**Brief**. Each entry that follows is to be retyped exactly. Pictures do not belong in the copy.

BEGIN Given records

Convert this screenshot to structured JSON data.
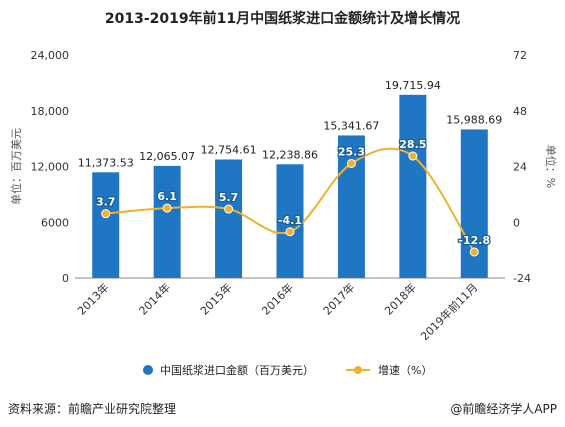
{
  "title": "2013-2019年前11月中国纸浆进口金额统计及增长情况",
  "source": "资料来源：前瞻产业研究院整理",
  "brand": "@前瞻经济学人APP",
  "chart_data": {
    "type": "bar",
    "categories": [
      "2013年",
      "2014年",
      "2015年",
      "2016年",
      "2017年",
      "2018年",
      "2019年前11月"
    ],
    "series": [
      {
        "name": "中国纸浆进口金额（百万美元）",
        "type": "bar",
        "axis": "left",
        "values": [
          11373.53,
          12065.07,
          12754.61,
          12238.86,
          15341.67,
          19715.94,
          15988.69
        ],
        "labels": [
          "11,373.53",
          "12,065.07",
          "12,754.61",
          "12,238.86",
          "15,341.67",
          "19,715.94",
          "15,988.69"
        ],
        "color": "#1f77c4"
      },
      {
        "name": "增速（%）",
        "type": "line",
        "axis": "right",
        "values": [
          3.7,
          6.1,
          5.7,
          -4.1,
          25.3,
          28.5,
          -12.8
        ],
        "labels": [
          "3.7",
          "6.1",
          "5.7",
          "-4.1",
          "25.3",
          "28.5",
          "-12.8"
        ],
        "color": "#f0b12d"
      }
    ],
    "ylabel": "单位：百万美元",
    "y2label": "单位：%",
    "ylim": [
      0,
      24000
    ],
    "y2lim": [
      -24,
      72
    ],
    "yticks": [
      "0",
      "6000",
      "12,000",
      "18,000",
      "24,000"
    ],
    "y2ticks": [
      "-24",
      "0",
      "24",
      "48",
      "72"
    ],
    "grid": false,
    "legend": "bottom"
  }
}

END Given records

**Written response**.
Convert this screenshot to structured JSON data.
{
  "title": "2013-2019年前11月中国纸浆进口金额统计及增长情况",
  "source": "资料来源：前瞻产业研究院整理",
  "brand": "@前瞻经济学人APP",
  "chart_data": {
    "type": "bar",
    "categories": [
      "2013年",
      "2014年",
      "2015年",
      "2016年",
      "2017年",
      "2018年",
      "2019年前11月"
    ],
    "series": [
      {
        "name": "中国纸浆进口金额（百万美元）",
        "type": "bar",
        "axis": "left",
        "values": [
          11373.53,
          12065.07,
          12754.61,
          12238.86,
          15341.67,
          19715.94,
          15988.69
        ],
        "labels": [
          "11,373.53",
          "12,065.07",
          "12,754.61",
          "12,238.86",
          "15,341.67",
          "19,715.94",
          "15,988.69"
        ],
        "color": "#1f77c4"
      },
      {
        "name": "增速（%）",
        "type": "line",
        "axis": "right",
        "values": [
          3.7,
          6.1,
          5.7,
          -4.1,
          25.3,
          28.5,
          -12.8
        ],
        "labels": [
          "3.7",
          "6.1",
          "5.7",
          "-4.1",
          "25.3",
          "28.5",
          "-12.8"
        ],
        "color": "#f0b12d"
      }
    ],
    "ylabel": "单位：百万美元",
    "y2label": "单位：%",
    "ylim": [
      0,
      24000
    ],
    "y2lim": [
      -24,
      72
    ],
    "yticks": [
      "0",
      "6000",
      "12,000",
      "18,000",
      "24,000"
    ],
    "y2ticks": [
      "-24",
      "0",
      "24",
      "48",
      "72"
    ],
    "grid": false,
    "legend": "bottom"
  }
}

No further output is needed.